**What you should do:**
Give only the number of lines below that contain the word "Electric".

**Provided data:**
_ _ _ _ _ _ _
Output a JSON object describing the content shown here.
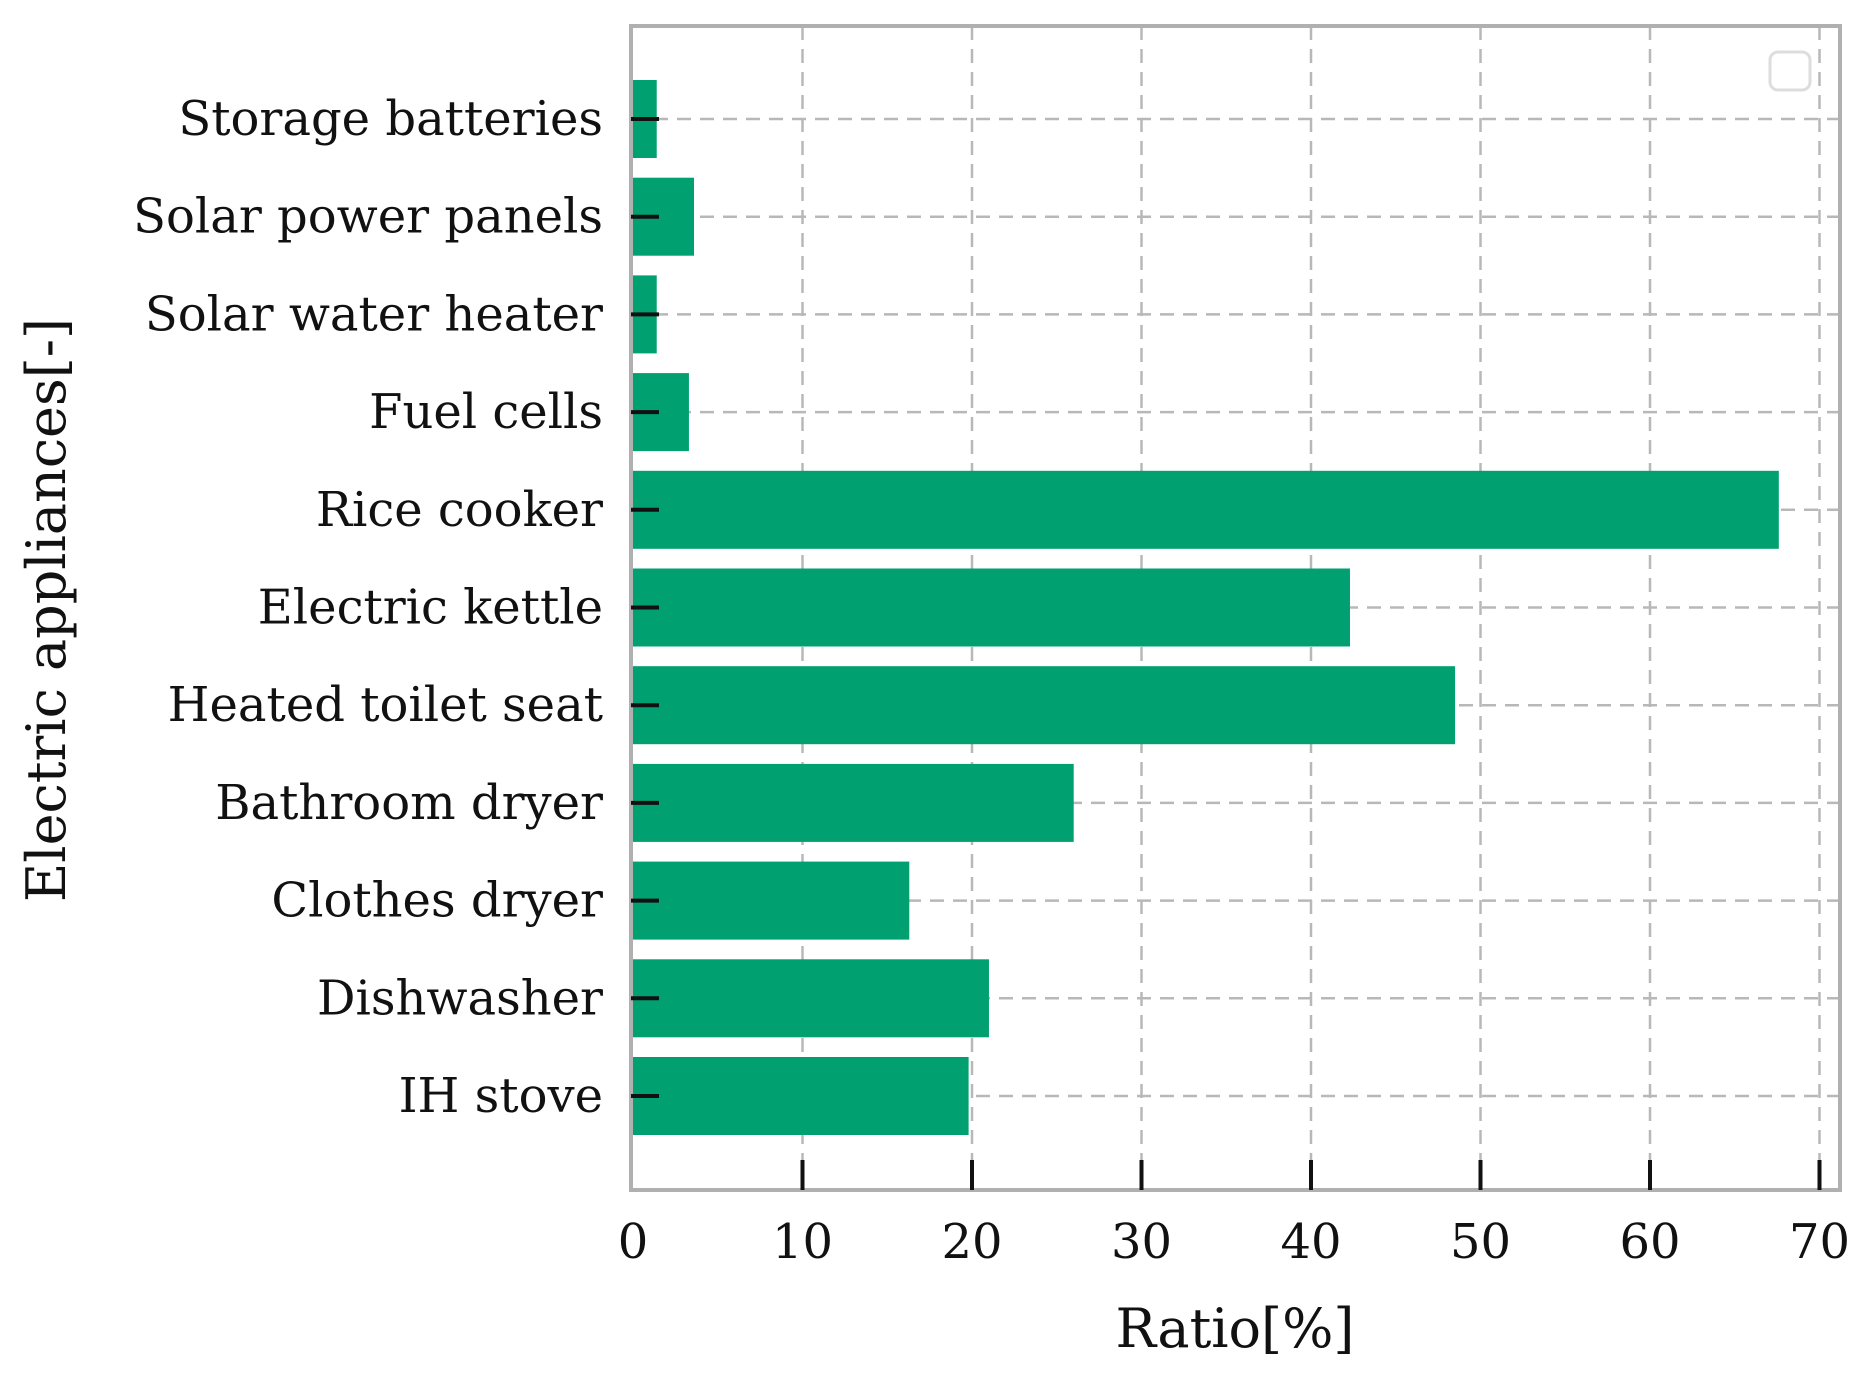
{
  "chart_data": {
    "type": "bar",
    "orientation": "horizontal",
    "title": "",
    "xlabel": "Ratio[%]",
    "ylabel": "Electric appliances[-]",
    "xlim": [
      0,
      70
    ],
    "xticks": [
      0,
      10,
      20,
      30,
      40,
      50,
      60,
      70
    ],
    "grid": true,
    "legend": "top-right (empty box)",
    "categories": [
      "Storage batteries",
      "Solar power panels",
      "Solar water heater",
      "Fuel cells",
      "Rice cooker",
      "Electric kettle",
      "Heated toilet seat",
      "Bathroom dryer",
      "Clothes dryer",
      "Dishwasher",
      "IH stove"
    ],
    "values": [
      1.4,
      3.6,
      1.4,
      3.3,
      67.6,
      42.3,
      48.5,
      26.0,
      16.3,
      21.0,
      19.8
    ],
    "colors": {
      "bar": "#00a070",
      "frame": "#b0b0b0",
      "grid": "#b8b8b8",
      "text": "#111111"
    }
  }
}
_ _ _ _ _ _ _
**Solution to this exercise:**
2